Start of DATA LINES
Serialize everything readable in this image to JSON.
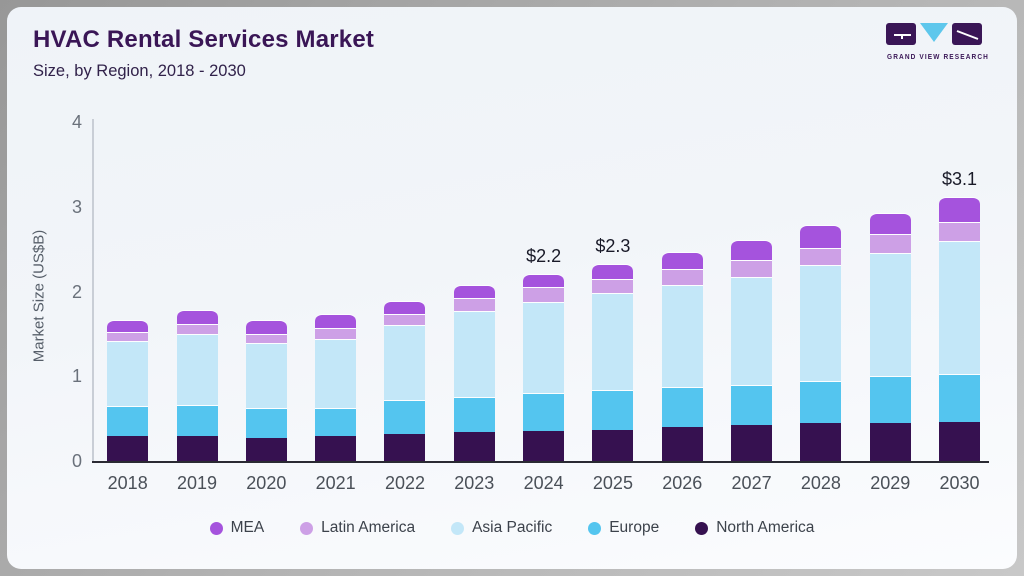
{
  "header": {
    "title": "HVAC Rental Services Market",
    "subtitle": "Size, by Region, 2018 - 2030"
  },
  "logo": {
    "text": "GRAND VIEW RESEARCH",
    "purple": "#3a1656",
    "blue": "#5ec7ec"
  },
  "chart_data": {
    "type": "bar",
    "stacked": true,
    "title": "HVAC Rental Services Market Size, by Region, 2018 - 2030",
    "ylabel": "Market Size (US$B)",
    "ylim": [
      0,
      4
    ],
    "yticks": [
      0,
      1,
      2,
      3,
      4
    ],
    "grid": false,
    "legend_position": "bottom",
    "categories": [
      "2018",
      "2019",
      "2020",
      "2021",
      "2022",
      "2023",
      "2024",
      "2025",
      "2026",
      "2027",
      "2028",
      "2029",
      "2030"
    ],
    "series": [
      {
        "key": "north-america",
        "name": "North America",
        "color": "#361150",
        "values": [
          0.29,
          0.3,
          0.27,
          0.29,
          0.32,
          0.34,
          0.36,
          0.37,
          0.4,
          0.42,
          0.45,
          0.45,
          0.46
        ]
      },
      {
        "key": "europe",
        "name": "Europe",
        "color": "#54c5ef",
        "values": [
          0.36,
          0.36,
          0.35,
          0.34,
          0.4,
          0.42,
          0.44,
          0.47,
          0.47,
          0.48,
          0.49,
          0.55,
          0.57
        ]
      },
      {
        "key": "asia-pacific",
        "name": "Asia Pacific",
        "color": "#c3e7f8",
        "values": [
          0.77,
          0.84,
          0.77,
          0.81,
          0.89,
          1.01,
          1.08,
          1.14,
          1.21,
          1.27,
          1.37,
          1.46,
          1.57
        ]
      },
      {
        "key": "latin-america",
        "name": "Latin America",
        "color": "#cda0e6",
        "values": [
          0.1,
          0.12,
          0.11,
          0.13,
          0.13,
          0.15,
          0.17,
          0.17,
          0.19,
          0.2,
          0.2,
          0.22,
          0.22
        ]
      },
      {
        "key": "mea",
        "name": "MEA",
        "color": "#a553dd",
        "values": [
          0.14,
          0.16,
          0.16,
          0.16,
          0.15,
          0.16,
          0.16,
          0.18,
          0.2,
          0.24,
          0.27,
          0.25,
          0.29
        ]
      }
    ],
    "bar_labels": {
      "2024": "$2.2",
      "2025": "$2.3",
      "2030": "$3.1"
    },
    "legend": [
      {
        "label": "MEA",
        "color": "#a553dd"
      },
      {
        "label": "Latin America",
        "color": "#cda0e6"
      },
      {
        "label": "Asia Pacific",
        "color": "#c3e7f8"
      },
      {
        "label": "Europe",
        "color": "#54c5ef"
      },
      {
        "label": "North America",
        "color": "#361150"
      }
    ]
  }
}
End of DATA LINES
Start of DATA LINES
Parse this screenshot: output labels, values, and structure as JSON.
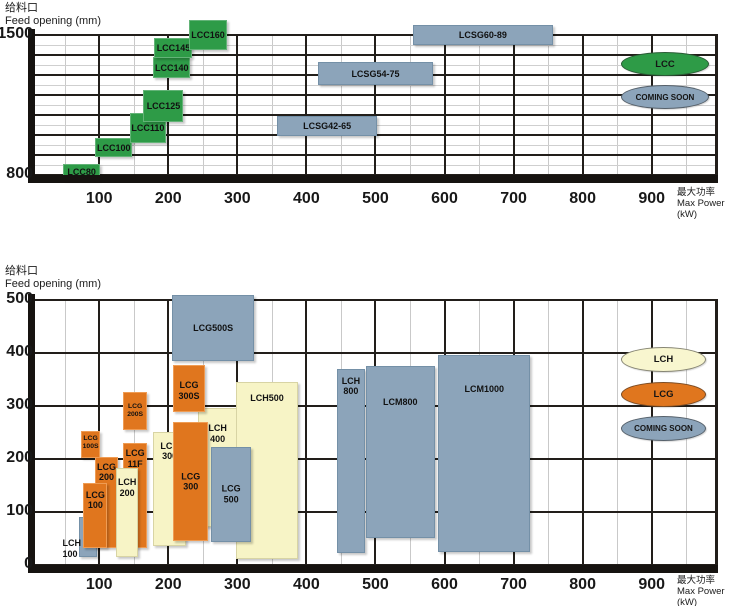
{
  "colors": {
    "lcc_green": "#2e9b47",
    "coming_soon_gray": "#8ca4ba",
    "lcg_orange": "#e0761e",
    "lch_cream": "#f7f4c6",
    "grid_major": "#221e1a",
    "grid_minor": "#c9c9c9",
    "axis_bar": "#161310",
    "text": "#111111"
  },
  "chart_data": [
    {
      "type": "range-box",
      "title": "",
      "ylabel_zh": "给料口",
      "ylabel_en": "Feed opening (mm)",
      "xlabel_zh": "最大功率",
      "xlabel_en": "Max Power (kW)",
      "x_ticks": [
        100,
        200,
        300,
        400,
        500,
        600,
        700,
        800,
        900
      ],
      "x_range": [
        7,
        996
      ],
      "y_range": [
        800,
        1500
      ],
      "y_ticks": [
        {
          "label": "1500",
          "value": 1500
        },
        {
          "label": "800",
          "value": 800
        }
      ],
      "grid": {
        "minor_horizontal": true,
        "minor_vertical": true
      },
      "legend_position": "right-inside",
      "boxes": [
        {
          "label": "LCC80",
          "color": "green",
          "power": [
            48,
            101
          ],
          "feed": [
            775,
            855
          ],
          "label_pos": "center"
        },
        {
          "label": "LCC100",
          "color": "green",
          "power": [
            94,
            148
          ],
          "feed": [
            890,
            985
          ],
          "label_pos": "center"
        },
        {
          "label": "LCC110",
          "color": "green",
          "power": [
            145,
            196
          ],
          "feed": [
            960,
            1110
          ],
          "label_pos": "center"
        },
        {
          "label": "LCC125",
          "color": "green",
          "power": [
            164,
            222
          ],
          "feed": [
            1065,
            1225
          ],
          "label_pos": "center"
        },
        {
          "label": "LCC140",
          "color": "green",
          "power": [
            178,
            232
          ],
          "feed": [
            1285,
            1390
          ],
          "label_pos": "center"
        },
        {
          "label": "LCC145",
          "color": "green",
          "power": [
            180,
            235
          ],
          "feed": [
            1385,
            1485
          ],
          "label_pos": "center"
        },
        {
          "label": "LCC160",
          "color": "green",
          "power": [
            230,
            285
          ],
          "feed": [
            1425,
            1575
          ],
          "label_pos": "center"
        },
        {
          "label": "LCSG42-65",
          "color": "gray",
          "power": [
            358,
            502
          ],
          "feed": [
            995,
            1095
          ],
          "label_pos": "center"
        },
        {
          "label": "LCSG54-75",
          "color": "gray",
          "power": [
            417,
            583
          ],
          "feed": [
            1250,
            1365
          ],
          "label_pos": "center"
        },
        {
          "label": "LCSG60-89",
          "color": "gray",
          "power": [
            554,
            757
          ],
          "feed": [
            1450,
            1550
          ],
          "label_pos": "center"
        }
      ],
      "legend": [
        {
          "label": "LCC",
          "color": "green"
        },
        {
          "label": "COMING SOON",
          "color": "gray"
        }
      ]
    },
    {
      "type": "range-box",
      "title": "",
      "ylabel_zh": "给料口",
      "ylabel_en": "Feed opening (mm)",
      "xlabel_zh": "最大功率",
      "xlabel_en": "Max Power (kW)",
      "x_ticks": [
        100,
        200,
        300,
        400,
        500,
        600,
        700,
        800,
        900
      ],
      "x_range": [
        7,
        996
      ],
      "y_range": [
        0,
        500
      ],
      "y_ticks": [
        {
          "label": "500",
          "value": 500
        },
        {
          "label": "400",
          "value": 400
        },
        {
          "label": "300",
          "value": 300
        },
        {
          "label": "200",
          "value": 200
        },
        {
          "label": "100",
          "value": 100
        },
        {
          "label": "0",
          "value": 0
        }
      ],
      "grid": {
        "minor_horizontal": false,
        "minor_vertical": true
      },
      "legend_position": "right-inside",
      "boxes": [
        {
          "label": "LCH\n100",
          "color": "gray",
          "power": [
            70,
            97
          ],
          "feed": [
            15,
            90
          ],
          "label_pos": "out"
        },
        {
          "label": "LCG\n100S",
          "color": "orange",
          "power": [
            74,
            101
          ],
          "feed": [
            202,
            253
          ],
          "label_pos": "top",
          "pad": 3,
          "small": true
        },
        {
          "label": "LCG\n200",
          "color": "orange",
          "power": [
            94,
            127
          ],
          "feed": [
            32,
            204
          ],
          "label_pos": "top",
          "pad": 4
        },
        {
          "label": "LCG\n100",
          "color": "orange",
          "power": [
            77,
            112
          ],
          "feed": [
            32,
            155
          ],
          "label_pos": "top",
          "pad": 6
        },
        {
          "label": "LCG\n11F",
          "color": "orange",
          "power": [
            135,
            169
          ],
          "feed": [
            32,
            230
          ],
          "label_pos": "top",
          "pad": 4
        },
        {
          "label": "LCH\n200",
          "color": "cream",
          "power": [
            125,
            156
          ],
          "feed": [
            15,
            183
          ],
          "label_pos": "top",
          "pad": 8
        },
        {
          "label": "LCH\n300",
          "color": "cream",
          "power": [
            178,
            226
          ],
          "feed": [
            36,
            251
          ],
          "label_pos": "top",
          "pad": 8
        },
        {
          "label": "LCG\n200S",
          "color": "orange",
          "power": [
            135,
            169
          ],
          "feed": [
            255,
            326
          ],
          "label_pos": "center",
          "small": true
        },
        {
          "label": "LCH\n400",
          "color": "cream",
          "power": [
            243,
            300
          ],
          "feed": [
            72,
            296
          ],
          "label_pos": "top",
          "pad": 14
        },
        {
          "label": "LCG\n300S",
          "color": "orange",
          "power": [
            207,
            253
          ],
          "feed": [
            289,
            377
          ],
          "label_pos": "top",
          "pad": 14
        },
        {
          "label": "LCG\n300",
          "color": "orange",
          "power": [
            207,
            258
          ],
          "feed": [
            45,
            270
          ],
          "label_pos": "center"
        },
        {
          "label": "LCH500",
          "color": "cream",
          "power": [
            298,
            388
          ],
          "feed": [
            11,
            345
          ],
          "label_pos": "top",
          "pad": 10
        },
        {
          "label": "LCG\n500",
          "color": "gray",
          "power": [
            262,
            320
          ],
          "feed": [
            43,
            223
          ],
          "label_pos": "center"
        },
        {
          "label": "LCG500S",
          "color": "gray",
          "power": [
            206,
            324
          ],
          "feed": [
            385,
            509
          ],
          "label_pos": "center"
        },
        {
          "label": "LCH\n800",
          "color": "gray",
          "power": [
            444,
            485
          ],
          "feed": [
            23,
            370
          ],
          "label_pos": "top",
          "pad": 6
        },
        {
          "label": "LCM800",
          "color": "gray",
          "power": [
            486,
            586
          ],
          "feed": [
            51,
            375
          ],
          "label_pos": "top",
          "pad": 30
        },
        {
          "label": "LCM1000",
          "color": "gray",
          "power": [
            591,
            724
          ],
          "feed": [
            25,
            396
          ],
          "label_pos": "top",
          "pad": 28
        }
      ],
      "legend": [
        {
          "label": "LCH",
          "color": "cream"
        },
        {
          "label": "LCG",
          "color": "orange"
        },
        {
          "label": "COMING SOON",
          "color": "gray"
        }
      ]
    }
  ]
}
End of DATA LINES
• _WHAT YOU HAVE TO DO_
Of the lines above, copy each that contains "Market".

• _CORRECT RESPONSE_
    "title": "HVAC Rental Services Market",
    "title": "HVAC Rental Services Market Size, by Region, 2018 - 2030",
    "ylabel": "Market Size (US$B)",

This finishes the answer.